§ **SHORT TASK**: All of the material below is to be restated word for word, apart from the pictures.

Entries from a visual dataset:
•••

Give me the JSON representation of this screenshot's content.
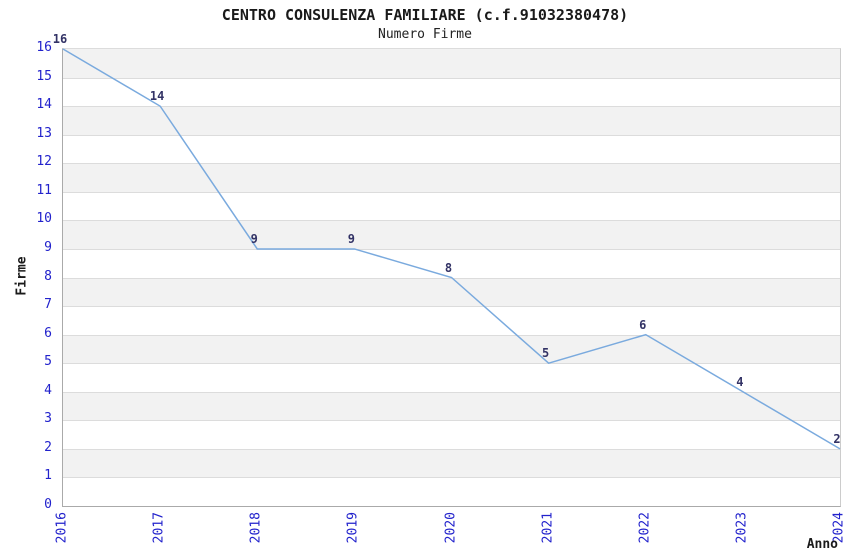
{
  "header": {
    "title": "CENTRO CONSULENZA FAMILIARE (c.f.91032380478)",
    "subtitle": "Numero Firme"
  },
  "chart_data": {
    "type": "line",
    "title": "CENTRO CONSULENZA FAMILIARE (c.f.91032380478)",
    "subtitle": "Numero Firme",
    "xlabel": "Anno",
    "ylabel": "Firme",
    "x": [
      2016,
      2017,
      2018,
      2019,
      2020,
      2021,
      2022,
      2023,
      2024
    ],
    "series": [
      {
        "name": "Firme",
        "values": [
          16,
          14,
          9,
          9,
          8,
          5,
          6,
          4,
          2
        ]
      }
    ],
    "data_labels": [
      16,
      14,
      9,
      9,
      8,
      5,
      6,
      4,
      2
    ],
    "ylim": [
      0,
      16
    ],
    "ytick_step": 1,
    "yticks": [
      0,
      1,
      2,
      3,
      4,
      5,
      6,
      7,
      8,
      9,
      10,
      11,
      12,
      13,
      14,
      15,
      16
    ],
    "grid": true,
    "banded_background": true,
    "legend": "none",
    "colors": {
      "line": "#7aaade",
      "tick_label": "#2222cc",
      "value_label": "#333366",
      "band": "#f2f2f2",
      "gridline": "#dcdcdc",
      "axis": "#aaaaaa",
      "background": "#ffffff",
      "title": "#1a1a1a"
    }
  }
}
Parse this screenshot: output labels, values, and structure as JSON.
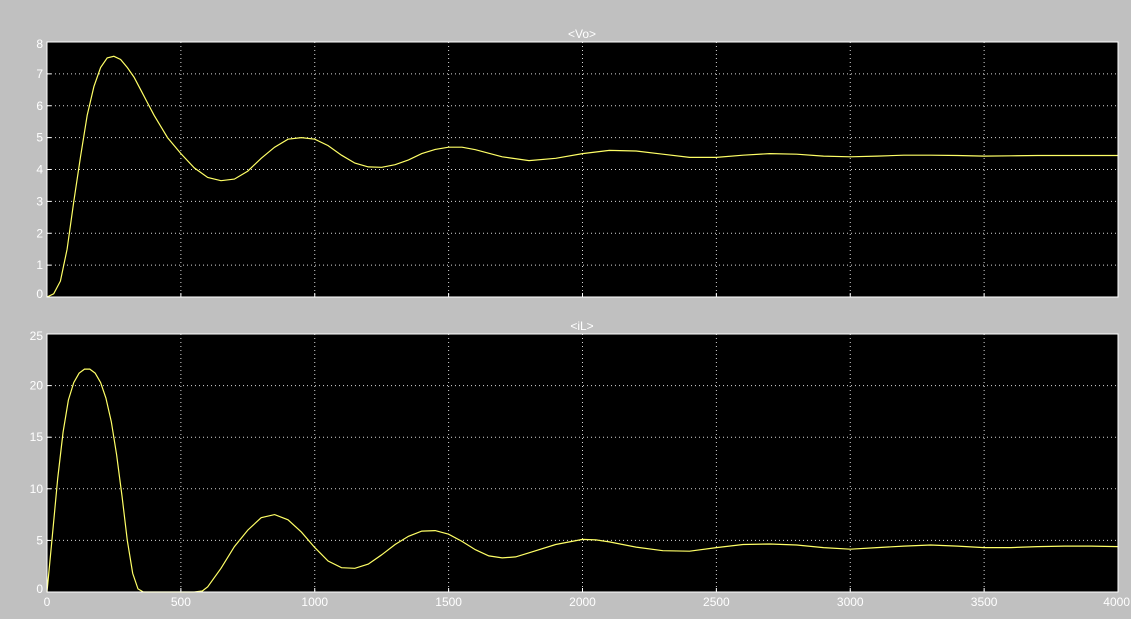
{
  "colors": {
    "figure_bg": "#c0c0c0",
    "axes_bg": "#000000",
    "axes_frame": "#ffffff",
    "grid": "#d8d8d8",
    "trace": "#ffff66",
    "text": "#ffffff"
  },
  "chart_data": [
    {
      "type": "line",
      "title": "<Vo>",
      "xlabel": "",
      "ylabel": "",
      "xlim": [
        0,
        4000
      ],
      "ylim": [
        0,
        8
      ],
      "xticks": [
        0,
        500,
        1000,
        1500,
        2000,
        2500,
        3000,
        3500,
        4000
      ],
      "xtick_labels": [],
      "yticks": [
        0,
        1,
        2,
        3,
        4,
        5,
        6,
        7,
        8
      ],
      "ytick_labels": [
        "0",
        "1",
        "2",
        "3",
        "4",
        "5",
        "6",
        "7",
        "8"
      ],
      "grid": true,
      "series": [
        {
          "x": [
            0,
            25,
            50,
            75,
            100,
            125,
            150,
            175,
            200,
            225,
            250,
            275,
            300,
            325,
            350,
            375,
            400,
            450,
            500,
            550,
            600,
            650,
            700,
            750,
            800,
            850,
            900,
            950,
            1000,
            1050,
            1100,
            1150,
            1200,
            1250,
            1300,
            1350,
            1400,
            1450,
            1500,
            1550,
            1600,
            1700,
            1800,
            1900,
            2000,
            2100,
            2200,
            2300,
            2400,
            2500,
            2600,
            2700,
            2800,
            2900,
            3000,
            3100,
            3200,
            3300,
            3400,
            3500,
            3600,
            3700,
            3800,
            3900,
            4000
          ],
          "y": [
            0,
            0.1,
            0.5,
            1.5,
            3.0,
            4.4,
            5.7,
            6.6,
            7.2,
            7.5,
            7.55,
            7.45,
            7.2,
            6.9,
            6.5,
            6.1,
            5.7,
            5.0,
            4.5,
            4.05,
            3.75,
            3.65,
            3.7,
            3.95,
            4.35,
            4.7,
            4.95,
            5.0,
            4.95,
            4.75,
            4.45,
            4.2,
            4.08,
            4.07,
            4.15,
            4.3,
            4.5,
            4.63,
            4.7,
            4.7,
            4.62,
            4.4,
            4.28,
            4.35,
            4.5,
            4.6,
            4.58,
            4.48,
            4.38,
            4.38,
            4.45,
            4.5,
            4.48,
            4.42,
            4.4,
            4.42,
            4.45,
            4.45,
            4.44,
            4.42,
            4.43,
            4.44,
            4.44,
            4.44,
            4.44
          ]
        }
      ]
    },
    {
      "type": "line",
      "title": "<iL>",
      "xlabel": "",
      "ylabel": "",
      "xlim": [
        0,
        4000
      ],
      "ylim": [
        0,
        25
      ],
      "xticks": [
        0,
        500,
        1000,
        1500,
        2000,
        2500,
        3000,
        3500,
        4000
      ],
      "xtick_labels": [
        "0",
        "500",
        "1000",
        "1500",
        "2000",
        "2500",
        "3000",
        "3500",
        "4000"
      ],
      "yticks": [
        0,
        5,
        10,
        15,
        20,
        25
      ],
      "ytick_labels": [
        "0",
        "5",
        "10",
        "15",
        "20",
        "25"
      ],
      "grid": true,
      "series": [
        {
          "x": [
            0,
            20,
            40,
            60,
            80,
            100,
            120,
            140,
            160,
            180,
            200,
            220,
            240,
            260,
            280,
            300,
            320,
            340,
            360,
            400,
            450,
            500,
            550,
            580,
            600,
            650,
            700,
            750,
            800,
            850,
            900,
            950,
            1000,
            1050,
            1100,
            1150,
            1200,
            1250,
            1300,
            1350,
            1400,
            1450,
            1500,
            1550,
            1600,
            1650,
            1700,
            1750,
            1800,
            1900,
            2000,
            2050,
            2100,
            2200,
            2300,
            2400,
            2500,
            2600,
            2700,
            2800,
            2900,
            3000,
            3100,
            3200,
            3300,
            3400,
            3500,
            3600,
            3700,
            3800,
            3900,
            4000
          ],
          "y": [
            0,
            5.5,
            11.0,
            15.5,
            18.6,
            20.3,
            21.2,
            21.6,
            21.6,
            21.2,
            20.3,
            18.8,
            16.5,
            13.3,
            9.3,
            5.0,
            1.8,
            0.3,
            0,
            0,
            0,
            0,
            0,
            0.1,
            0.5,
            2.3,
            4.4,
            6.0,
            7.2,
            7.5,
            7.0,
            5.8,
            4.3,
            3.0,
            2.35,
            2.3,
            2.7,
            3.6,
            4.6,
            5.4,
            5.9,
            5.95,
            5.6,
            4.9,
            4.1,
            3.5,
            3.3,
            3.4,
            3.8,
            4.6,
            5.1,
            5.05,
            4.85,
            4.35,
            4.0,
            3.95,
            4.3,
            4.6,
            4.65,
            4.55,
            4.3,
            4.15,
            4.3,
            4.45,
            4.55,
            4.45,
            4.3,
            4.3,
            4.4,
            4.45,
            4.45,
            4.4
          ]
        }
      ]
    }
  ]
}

•••

§ **SOLVED EXERCISE**:
Give me the JSON representation of this screenshot's content.
{
  "header": {
    "title": "CENTRO CONSULENZA FAMILIARE (c.f.91032380478)",
    "subtitle": "Numero Firme"
  },
  "chart_data": {
    "type": "line",
    "title": "CENTRO CONSULENZA FAMILIARE (c.f.91032380478)",
    "subtitle": "Numero Firme",
    "xlabel": "Anno",
    "ylabel": "Firme",
    "x": [
      2016,
      2017,
      2018,
      2019,
      2020,
      2021,
      2022,
      2023,
      2024
    ],
    "series": [
      {
        "name": "Firme",
        "values": [
          16,
          14,
          9,
          9,
          8,
          5,
          6,
          4,
          2
        ]
      }
    ],
    "data_labels": [
      16,
      14,
      9,
      9,
      8,
      5,
      6,
      4,
      2
    ],
    "ylim": [
      0,
      16
    ],
    "ytick_step": 1,
    "yticks": [
      0,
      1,
      2,
      3,
      4,
      5,
      6,
      7,
      8,
      9,
      10,
      11,
      12,
      13,
      14,
      15,
      16
    ],
    "grid": true,
    "banded_background": true,
    "legend": "none",
    "colors": {
      "line": "#7aaade",
      "tick_label": "#2222cc",
      "value_label": "#333366",
      "band": "#f2f2f2",
      "gridline": "#dcdcdc",
      "axis": "#aaaaaa",
      "background": "#ffffff",
      "title": "#1a1a1a"
    }
  }
}
Parse this screenshot: output labels, values, and structure as JSON.
{
  "colors": {
    "figure_bg": "#c0c0c0",
    "axes_bg": "#000000",
    "axes_frame": "#ffffff",
    "grid": "#d8d8d8",
    "trace": "#ffff66",
    "text": "#ffffff"
  },
  "chart_data": [
    {
      "type": "line",
      "title": "<Vo>",
      "xlabel": "",
      "ylabel": "",
      "xlim": [
        0,
        4000
      ],
      "ylim": [
        0,
        8
      ],
      "xticks": [
        0,
        500,
        1000,
        1500,
        2000,
        2500,
        3000,
        3500,
        4000
      ],
      "xtick_labels": [],
      "yticks": [
        0,
        1,
        2,
        3,
        4,
        5,
        6,
        7,
        8
      ],
      "ytick_labels": [
        "0",
        "1",
        "2",
        "3",
        "4",
        "5",
        "6",
        "7",
        "8"
      ],
      "grid": true,
      "series": [
        {
          "x": [
            0,
            25,
            50,
            75,
            100,
            125,
            150,
            175,
            200,
            225,
            250,
            275,
            300,
            325,
            350,
            375,
            400,
            450,
            500,
            550,
            600,
            650,
            700,
            750,
            800,
            850,
            900,
            950,
            1000,
            1050,
            1100,
            1150,
            1200,
            1250,
            1300,
            1350,
            1400,
            1450,
            1500,
            1550,
            1600,
            1700,
            1800,
            1900,
            2000,
            2100,
            2200,
            2300,
            2400,
            2500,
            2600,
            2700,
            2800,
            2900,
            3000,
            3100,
            3200,
            3300,
            3400,
            3500,
            3600,
            3700,
            3800,
            3900,
            4000
          ],
          "y": [
            0,
            0.1,
            0.5,
            1.5,
            3.0,
            4.4,
            5.7,
            6.6,
            7.2,
            7.5,
            7.55,
            7.45,
            7.2,
            6.9,
            6.5,
            6.1,
            5.7,
            5.0,
            4.5,
            4.05,
            3.75,
            3.65,
            3.7,
            3.95,
            4.35,
            4.7,
            4.95,
            5.0,
            4.95,
            4.75,
            4.45,
            4.2,
            4.08,
            4.07,
            4.15,
            4.3,
            4.5,
            4.63,
            4.7,
            4.7,
            4.62,
            4.4,
            4.28,
            4.35,
            4.5,
            4.6,
            4.58,
            4.48,
            4.38,
            4.38,
            4.45,
            4.5,
            4.48,
            4.42,
            4.4,
            4.42,
            4.45,
            4.45,
            4.44,
            4.42,
            4.43,
            4.44,
            4.44,
            4.44,
            4.44
          ]
        }
      ]
    },
    {
      "type": "line",
      "title": "<iL>",
      "xlabel": "",
      "ylabel": "",
      "xlim": [
        0,
        4000
      ],
      "ylim": [
        0,
        25
      ],
      "xticks": [
        0,
        500,
        1000,
        1500,
        2000,
        2500,
        3000,
        3500,
        4000
      ],
      "xtick_labels": [
        "0",
        "500",
        "1000",
        "1500",
        "2000",
        "2500",
        "3000",
        "3500",
        "4000"
      ],
      "yticks": [
        0,
        5,
        10,
        15,
        20,
        25
      ],
      "ytick_labels": [
        "0",
        "5",
        "10",
        "15",
        "20",
        "25"
      ],
      "grid": true,
      "series": [
        {
          "x": [
            0,
            20,
            40,
            60,
            80,
            100,
            120,
            140,
            160,
            180,
            200,
            220,
            240,
            260,
            280,
            300,
            320,
            340,
            360,
            400,
            450,
            500,
            550,
            580,
            600,
            650,
            700,
            750,
            800,
            850,
            900,
            950,
            1000,
            1050,
            1100,
            1150,
            1200,
            1250,
            1300,
            1350,
            1400,
            1450,
            1500,
            1550,
            1600,
            1650,
            1700,
            1750,
            1800,
            1900,
            2000,
            2050,
            2100,
            2200,
            2300,
            2400,
            2500,
            2600,
            2700,
            2800,
            2900,
            3000,
            3100,
            3200,
            3300,
            3400,
            3500,
            3600,
            3700,
            3800,
            3900,
            4000
          ],
          "y": [
            0,
            5.5,
            11.0,
            15.5,
            18.6,
            20.3,
            21.2,
            21.6,
            21.6,
            21.2,
            20.3,
            18.8,
            16.5,
            13.3,
            9.3,
            5.0,
            1.8,
            0.3,
            0,
            0,
            0,
            0,
            0,
            0.1,
            0.5,
            2.3,
            4.4,
            6.0,
            7.2,
            7.5,
            7.0,
            5.8,
            4.3,
            3.0,
            2.35,
            2.3,
            2.7,
            3.6,
            4.6,
            5.4,
            5.9,
            5.95,
            5.6,
            4.9,
            4.1,
            3.5,
            3.3,
            3.4,
            3.8,
            4.6,
            5.1,
            5.05,
            4.85,
            4.35,
            4.0,
            3.95,
            4.3,
            4.6,
            4.65,
            4.55,
            4.3,
            4.15,
            4.3,
            4.45,
            4.55,
            4.45,
            4.3,
            4.3,
            4.4,
            4.45,
            4.45,
            4.4
          ]
        }
      ]
    }
  ]
}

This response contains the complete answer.